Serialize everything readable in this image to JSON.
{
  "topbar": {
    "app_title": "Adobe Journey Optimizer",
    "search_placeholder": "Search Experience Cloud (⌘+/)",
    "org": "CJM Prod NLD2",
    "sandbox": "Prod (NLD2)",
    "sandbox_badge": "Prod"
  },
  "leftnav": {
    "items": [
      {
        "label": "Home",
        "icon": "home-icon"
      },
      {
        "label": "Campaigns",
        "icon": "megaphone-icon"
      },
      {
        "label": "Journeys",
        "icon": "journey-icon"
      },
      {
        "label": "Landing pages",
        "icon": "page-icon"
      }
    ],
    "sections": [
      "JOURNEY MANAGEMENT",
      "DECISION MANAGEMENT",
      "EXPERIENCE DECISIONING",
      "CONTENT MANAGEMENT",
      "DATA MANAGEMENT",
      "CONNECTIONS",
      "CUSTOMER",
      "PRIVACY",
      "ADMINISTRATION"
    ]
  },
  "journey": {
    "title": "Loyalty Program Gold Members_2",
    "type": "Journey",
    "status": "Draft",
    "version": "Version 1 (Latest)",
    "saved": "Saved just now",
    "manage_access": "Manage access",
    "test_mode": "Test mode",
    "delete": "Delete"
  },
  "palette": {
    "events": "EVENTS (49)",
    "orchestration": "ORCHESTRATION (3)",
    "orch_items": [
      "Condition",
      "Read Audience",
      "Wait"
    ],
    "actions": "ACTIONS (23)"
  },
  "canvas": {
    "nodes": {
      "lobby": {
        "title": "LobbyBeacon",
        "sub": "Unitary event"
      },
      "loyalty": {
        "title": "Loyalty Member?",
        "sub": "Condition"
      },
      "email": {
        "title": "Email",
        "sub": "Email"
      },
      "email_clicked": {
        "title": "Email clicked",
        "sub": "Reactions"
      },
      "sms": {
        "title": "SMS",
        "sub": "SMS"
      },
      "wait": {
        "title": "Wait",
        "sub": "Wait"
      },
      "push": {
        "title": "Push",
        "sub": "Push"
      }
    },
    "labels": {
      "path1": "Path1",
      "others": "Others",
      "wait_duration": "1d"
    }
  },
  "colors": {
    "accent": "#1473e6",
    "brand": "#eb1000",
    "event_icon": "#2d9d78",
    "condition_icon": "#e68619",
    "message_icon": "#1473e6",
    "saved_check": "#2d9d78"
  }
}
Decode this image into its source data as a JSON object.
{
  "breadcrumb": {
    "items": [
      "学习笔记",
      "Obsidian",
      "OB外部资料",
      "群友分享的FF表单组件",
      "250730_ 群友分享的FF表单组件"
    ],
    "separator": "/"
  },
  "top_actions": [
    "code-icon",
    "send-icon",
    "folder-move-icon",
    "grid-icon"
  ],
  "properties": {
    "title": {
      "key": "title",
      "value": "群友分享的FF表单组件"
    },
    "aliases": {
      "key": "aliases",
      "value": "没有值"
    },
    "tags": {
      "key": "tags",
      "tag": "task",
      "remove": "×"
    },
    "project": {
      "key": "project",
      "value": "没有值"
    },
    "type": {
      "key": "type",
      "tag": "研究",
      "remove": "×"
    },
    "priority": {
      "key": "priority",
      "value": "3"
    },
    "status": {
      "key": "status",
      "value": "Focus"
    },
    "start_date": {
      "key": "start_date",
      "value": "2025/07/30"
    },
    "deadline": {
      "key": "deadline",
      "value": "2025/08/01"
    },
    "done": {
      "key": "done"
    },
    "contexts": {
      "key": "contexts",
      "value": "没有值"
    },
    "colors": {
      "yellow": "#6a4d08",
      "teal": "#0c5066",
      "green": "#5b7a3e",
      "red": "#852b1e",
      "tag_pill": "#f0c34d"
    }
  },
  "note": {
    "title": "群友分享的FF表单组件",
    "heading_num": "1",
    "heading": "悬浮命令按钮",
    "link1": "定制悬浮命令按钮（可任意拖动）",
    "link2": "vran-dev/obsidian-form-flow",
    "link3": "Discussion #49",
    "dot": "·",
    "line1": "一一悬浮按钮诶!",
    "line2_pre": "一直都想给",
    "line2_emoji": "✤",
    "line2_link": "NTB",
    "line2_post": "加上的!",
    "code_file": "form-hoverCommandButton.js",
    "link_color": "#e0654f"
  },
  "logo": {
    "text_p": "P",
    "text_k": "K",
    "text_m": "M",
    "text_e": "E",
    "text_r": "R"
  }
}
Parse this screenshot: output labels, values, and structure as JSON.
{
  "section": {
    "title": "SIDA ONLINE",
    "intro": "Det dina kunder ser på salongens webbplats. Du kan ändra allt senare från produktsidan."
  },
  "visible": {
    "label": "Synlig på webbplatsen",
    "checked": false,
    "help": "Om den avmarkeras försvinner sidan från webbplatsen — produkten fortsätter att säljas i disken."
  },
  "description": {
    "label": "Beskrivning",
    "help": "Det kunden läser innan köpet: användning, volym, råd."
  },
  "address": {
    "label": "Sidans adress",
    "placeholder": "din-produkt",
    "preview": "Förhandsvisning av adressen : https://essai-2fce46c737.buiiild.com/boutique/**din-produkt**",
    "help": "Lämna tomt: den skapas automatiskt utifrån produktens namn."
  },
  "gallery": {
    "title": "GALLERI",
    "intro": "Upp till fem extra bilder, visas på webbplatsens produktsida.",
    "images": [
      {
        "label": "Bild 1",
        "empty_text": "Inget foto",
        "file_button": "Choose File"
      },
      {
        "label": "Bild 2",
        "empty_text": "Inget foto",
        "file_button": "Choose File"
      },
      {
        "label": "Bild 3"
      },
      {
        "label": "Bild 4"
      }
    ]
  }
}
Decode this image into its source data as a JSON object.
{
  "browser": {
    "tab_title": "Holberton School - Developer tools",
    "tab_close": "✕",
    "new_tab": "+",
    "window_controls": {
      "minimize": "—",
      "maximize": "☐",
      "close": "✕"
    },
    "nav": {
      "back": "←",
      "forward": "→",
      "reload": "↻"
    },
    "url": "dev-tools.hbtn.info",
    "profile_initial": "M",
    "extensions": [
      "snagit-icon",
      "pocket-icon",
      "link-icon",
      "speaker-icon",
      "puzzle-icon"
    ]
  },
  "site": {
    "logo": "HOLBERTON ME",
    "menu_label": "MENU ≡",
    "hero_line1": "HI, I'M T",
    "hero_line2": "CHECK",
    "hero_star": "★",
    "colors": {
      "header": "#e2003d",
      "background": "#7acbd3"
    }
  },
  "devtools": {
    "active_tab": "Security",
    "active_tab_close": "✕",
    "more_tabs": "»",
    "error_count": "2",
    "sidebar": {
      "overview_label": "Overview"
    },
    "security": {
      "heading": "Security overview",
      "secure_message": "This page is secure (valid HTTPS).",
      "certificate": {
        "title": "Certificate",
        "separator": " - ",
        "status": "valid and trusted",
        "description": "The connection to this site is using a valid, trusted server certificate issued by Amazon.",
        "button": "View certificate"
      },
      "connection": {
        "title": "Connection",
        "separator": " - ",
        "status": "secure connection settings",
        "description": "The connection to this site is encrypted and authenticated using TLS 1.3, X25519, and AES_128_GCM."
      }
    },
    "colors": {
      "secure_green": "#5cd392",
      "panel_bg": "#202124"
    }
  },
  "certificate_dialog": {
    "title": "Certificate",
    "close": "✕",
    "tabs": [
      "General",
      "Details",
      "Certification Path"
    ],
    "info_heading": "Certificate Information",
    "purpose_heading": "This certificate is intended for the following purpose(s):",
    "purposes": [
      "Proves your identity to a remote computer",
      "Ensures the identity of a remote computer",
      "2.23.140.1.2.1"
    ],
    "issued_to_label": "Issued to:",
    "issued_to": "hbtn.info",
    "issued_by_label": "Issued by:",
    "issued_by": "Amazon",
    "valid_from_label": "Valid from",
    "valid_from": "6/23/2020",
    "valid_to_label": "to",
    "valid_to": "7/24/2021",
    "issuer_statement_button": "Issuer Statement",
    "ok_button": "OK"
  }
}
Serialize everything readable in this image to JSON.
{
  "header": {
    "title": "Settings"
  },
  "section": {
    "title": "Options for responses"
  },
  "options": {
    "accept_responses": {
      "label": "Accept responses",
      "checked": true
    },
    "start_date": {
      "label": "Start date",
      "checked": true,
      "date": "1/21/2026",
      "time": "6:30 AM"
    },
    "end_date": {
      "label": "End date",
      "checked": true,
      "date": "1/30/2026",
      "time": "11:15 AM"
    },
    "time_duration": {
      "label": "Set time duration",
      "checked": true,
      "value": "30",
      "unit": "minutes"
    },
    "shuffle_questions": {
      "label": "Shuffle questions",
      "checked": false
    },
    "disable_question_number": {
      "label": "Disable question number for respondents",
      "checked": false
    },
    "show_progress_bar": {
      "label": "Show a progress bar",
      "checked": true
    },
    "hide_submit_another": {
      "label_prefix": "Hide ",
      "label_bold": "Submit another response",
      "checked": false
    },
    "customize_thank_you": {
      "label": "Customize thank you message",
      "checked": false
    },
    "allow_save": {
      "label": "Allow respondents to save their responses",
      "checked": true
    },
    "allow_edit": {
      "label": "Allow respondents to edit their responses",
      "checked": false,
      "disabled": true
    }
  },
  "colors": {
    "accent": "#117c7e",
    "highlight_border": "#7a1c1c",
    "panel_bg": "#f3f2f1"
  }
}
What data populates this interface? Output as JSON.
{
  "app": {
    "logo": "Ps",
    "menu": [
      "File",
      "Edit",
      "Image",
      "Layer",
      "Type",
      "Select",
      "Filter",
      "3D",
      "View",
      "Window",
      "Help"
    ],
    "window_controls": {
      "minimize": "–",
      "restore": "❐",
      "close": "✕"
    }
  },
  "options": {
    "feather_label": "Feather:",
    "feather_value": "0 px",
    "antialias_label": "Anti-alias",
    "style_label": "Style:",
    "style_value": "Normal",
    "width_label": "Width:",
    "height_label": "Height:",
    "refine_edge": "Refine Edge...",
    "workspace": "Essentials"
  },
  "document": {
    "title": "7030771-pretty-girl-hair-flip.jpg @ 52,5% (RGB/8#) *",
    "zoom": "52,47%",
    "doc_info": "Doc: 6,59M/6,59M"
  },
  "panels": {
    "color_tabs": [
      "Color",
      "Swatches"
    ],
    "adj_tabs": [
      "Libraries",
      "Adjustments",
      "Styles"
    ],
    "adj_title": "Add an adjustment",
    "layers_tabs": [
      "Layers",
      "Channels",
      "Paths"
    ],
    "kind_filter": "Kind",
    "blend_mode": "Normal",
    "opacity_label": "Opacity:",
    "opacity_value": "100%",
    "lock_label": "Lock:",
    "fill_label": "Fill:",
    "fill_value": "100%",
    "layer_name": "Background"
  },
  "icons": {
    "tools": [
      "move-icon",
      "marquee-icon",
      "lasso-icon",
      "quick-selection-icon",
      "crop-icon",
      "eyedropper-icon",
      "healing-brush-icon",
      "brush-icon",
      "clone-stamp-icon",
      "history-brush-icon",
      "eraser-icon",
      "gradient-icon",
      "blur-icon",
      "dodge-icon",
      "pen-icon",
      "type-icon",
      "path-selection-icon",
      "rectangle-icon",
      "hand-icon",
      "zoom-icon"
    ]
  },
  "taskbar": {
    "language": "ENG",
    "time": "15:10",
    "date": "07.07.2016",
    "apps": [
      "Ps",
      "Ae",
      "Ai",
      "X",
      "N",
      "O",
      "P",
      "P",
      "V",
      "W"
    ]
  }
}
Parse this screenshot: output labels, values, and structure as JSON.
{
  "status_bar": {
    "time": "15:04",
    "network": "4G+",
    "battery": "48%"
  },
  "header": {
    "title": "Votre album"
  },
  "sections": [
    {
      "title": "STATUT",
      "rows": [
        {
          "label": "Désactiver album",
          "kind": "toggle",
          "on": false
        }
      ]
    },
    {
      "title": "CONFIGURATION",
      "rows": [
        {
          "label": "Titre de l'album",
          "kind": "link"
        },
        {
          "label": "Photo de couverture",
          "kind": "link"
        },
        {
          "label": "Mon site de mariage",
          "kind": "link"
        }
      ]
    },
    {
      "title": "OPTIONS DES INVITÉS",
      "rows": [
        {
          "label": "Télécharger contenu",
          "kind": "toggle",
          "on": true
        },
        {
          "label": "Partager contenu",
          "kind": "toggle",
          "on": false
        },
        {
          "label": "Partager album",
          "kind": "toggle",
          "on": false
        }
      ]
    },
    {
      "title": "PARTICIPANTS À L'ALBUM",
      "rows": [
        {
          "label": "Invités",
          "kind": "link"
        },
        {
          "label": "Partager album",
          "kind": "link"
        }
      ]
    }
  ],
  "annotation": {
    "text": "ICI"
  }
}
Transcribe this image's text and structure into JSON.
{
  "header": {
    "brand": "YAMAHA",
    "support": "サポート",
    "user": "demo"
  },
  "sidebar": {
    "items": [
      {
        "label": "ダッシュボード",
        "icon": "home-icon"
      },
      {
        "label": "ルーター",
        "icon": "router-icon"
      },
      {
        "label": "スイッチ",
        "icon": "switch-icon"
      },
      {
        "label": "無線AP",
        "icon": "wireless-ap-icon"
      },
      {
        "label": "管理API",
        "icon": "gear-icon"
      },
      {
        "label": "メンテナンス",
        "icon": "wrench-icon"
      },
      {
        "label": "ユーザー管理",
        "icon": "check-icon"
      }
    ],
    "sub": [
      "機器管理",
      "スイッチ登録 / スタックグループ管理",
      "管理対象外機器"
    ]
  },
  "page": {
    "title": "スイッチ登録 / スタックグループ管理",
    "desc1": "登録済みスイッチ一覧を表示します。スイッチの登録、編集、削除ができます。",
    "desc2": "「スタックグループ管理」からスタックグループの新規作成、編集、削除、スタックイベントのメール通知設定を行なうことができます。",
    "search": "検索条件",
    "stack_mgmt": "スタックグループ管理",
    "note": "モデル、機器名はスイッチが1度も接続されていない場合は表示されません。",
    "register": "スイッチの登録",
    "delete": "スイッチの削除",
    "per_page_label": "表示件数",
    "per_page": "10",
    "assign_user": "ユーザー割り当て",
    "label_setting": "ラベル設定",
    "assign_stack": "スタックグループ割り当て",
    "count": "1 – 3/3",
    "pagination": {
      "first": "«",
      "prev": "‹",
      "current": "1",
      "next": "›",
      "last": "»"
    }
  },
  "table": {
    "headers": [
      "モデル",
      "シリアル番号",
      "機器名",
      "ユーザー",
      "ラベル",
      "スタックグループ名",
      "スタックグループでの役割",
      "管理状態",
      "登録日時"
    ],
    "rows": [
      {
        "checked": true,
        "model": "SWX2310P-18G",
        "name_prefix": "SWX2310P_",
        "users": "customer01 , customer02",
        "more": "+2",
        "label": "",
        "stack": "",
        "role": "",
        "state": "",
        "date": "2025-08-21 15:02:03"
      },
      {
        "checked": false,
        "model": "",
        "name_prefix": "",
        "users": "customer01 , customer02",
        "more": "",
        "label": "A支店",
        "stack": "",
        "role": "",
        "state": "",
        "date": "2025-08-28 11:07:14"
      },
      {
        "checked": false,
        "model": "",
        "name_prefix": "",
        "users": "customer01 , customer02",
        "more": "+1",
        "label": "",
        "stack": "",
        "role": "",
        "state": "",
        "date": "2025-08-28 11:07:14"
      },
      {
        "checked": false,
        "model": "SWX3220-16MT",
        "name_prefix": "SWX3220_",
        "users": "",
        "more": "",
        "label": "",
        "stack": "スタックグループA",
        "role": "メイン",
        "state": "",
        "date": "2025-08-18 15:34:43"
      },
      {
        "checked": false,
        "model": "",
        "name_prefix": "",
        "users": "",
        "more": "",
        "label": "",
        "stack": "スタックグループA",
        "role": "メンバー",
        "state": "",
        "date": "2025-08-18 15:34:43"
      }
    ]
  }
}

☆ ☆ ☆

Find the lines that include the string "remote", then copy each of them.

      "Proves your identity to a remote computer",
      "Ensures the identity of a remote computer",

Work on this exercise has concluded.